Aim of the task: Retype the full set of records. Keep every character identical.

··········

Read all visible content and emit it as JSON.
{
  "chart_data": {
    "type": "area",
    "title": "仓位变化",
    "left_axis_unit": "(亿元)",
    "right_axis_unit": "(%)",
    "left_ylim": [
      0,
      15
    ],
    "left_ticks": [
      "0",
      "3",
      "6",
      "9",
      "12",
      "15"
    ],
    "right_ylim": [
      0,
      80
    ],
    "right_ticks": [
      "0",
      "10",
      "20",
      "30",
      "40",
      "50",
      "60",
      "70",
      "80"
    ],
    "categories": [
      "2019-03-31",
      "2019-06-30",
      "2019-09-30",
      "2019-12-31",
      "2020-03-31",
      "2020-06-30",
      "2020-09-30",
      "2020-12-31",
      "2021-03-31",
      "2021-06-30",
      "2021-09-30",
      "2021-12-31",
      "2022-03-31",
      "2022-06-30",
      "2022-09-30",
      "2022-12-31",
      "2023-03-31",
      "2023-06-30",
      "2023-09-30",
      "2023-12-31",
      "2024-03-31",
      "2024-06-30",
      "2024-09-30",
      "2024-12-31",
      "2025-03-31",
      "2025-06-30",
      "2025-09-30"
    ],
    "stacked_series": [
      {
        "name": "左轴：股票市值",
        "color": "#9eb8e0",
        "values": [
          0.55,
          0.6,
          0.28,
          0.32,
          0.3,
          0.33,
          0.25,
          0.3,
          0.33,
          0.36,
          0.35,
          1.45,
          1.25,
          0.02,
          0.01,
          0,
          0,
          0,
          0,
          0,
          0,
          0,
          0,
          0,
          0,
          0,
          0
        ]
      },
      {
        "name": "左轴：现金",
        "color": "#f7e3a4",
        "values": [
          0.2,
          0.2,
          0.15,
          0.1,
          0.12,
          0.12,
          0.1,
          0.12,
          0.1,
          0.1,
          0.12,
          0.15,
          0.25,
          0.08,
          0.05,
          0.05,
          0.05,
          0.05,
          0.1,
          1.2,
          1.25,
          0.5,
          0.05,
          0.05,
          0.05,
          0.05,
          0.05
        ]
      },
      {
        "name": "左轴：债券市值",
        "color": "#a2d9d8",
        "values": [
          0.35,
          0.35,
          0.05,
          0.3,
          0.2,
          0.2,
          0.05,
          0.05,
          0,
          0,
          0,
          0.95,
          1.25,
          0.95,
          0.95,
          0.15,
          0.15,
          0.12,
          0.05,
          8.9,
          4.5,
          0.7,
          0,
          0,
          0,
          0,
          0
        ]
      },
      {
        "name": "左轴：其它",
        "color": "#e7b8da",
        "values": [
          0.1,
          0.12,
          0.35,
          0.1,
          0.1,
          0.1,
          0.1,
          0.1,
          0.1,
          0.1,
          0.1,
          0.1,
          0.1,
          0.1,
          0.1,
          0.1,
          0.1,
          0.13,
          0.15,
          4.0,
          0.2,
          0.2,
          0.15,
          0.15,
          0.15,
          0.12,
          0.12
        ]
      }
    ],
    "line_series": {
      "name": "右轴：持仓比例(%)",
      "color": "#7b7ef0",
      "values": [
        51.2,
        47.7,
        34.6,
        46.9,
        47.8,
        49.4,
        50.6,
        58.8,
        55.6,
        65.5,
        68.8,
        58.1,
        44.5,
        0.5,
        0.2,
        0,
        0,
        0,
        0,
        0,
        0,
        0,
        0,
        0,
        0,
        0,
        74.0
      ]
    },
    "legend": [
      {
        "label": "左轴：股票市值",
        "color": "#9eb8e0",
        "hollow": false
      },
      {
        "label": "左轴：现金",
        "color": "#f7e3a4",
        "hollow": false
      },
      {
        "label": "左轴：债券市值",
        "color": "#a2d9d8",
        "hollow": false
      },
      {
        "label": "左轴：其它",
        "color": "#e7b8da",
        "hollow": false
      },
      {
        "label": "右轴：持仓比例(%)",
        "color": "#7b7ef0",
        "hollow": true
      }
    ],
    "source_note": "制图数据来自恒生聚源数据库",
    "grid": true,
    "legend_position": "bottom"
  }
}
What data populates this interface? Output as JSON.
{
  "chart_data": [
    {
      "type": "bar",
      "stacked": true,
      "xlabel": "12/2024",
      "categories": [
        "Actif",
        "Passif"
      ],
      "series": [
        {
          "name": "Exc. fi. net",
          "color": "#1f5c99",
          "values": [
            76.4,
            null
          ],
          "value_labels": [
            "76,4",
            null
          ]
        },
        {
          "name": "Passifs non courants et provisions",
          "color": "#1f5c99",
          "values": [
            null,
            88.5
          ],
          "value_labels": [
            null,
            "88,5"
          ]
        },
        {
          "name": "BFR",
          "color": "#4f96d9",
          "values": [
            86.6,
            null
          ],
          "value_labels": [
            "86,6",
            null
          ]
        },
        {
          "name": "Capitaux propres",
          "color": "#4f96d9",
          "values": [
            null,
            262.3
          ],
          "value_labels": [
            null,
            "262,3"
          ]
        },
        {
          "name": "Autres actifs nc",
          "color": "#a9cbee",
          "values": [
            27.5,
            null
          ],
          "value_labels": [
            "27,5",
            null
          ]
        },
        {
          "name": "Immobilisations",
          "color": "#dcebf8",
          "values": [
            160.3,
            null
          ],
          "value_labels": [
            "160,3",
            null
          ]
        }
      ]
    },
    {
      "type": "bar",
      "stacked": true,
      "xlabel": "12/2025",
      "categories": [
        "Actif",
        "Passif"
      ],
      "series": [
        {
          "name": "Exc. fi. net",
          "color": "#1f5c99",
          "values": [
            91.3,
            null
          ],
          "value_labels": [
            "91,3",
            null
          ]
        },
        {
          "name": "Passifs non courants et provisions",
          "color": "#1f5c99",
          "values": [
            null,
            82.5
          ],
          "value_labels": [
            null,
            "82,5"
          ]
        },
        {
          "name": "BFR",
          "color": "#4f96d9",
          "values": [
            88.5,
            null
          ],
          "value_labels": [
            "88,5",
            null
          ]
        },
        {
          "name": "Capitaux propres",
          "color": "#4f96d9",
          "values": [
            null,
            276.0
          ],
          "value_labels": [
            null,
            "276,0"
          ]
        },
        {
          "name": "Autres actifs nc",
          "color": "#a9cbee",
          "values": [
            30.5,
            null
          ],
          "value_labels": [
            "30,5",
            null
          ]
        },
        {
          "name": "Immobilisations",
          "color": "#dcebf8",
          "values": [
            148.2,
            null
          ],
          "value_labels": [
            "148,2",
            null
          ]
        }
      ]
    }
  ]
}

··········

Solution to this task:
Read all visible content and emit it as JSON.
{
  "chart_data": {
    "type": "area",
    "title": "仓位变化",
    "left_axis_unit": "(亿元)",
    "right_axis_unit": "(%)",
    "left_ylim": [
      0,
      15
    ],
    "left_ticks": [
      "0",
      "3",
      "6",
      "9",
      "12",
      "15"
    ],
    "right_ylim": [
      0,
      80
    ],
    "right_ticks": [
      "0",
      "10",
      "20",
      "30",
      "40",
      "50",
      "60",
      "70",
      "80"
    ],
    "categories": [
      "2019-03-31",
      "2019-06-30",
      "2019-09-30",
      "2019-12-31",
      "2020-03-31",
      "2020-06-30",
      "2020-09-30",
      "2020-12-31",
      "2021-03-31",
      "2021-06-30",
      "2021-09-30",
      "2021-12-31",
      "2022-03-31",
      "2022-06-30",
      "2022-09-30",
      "2022-12-31",
      "2023-03-31",
      "2023-06-30",
      "2023-09-30",
      "2023-12-31",
      "2024-03-31",
      "2024-06-30",
      "2024-09-30",
      "2024-12-31",
      "2025-03-31",
      "2025-06-30",
      "2025-09-30"
    ],
    "stacked_series": [
      {
        "name": "左轴：股票市值",
        "color": "#9eb8e0",
        "values": [
          0.55,
          0.6,
          0.28,
          0.32,
          0.3,
          0.33,
          0.25,
          0.3,
          0.33,
          0.36,
          0.35,
          1.45,
          1.25,
          0.02,
          0.01,
          0,
          0,
          0,
          0,
          0,
          0,
          0,
          0,
          0,
          0,
          0,
          0
        ]
      },
      {
        "name": "左轴：现金",
        "color": "#f7e3a4",
        "values": [
          0.2,
          0.2,
          0.15,
          0.1,
          0.12,
          0.12,
          0.1,
          0.12,
          0.1,
          0.1,
          0.12,
          0.15,
          0.25,
          0.08,
          0.05,
          0.05,
          0.05,
          0.05,
          0.1,
          1.2,
          1.25,
          0.5,
          0.05,
          0.05,
          0.05,
          0.05,
          0.05
        ]
      },
      {
        "name": "左轴：债券市值",
        "color": "#a2d9d8",
        "values": [
          0.35,
          0.35,
          0.05,
          0.3,
          0.2,
          0.2,
          0.05,
          0.05,
          0,
          0,
          0,
          0.95,
          1.25,
          0.95,
          0.95,
          0.15,
          0.15,
          0.12,
          0.05,
          8.9,
          4.5,
          0.7,
          0,
          0,
          0,
          0,
          0
        ]
      },
      {
        "name": "左轴：其它",
        "color": "#e7b8da",
        "values": [
          0.1,
          0.12,
          0.35,
          0.1,
          0.1,
          0.1,
          0.1,
          0.1,
          0.1,
          0.1,
          0.1,
          0.1,
          0.1,
          0.1,
          0.1,
          0.1,
          0.1,
          0.13,
          0.15,
          4.0,
          0.2,
          0.2,
          0.15,
          0.15,
          0.15,
          0.12,
          0.12
        ]
      }
    ],
    "line_series": {
      "name": "右轴：持仓比例(%)",
      "color": "#7b7ef0",
      "values": [
        51.2,
        47.7,
        34.6,
        46.9,
        47.8,
        49.4,
        50.6,
        58.8,
        55.6,
        65.5,
        68.8,
        58.1,
        44.5,
        0.5,
        0.2,
        0,
        0,
        0,
        0,
        0,
        0,
        0,
        0,
        0,
        0,
        0,
        74.0
      ]
    },
    "legend": [
      {
        "label": "左轴：股票市值",
        "color": "#9eb8e0",
        "hollow": false
      },
      {
        "label": "左轴：现金",
        "color": "#f7e3a4",
        "hollow": false
      },
      {
        "label": "左轴：债券市值",
        "color": "#a2d9d8",
        "hollow": false
      },
      {
        "label": "左轴：其它",
        "color": "#e7b8da",
        "hollow": false
      },
      {
        "label": "右轴：持仓比例(%)",
        "color": "#7b7ef0",
        "hollow": true
      }
    ],
    "source_note": "制图数据来自恒生聚源数据库",
    "grid": true,
    "legend_position": "bottom"
  }
}
What data populates this interface? Output as JSON.
{
  "chart_data": [
    {
      "type": "bar",
      "stacked": true,
      "xlabel": "12/2024",
      "categories": [
        "Actif",
        "Passif"
      ],
      "series": [
        {
          "name": "Exc. fi. net",
          "color": "#1f5c99",
          "values": [
            76.4,
            null
          ],
          "value_labels": [
            "76,4",
            null
          ]
        },
        {
          "name": "Passifs non courants et provisions",
          "color": "#1f5c99",
          "values": [
            null,
            88.5
          ],
          "value_labels": [
            null,
            "88,5"
          ]
        },
        {
          "name": "BFR",
          "color": "#4f96d9",
          "values": [
            86.6,
            null
          ],
          "value_labels": [
            "86,6",
            null
          ]
        },
        {
          "name": "Capitaux propres",
          "color": "#4f96d9",
          "values": [
            null,
            262.3
          ],
          "value_labels": [
            null,
            "262,3"
          ]
        },
        {
          "name": "Autres actifs nc",
          "color": "#a9cbee",
          "values": [
            27.5,
            null
          ],
          "value_labels": [
            "27,5",
            null
          ]
        },
        {
          "name": "Immobilisations",
          "color": "#dcebf8",
          "values": [
            160.3,
            null
          ],
          "value_labels": [
            "160,3",
            null
          ]
        }
      ]
    },
    {
      "type": "bar",
      "stacked": true,
      "xlabel": "12/2025",
      "categories": [
        "Actif",
        "Passif"
      ],
      "series": [
        {
          "name": "Exc. fi. net",
          "color": "#1f5c99",
          "values": [
            91.3,
            null
          ],
          "value_labels": [
            "91,3",
            null
          ]
        },
        {
          "name": "Passifs non courants et provisions",
          "color": "#1f5c99",
          "values": [
            null,
            82.5
          ],
          "value_labels": [
            null,
            "82,5"
          ]
        },
        {
          "name": "BFR",
          "color": "#4f96d9",
          "values": [
            88.5,
            null
          ],
          "value_labels": [
            "88,5",
            null
          ]
        },
        {
          "name": "Capitaux propres",
          "color": "#4f96d9",
          "values": [
            null,
            276.0
          ],
          "value_labels": [
            null,
            "276,0"
          ]
        },
        {
          "name": "Autres actifs nc",
          "color": "#a9cbee",
          "values": [
            30.5,
            null
          ],
          "value_labels": [
            "30,5",
            null
          ]
        },
        {
          "name": "Immobilisations",
          "color": "#dcebf8",
          "values": [
            148.2,
            null
          ],
          "value_labels": [
            "148,2",
            null
          ]
        }
      ]
    }
  ]
}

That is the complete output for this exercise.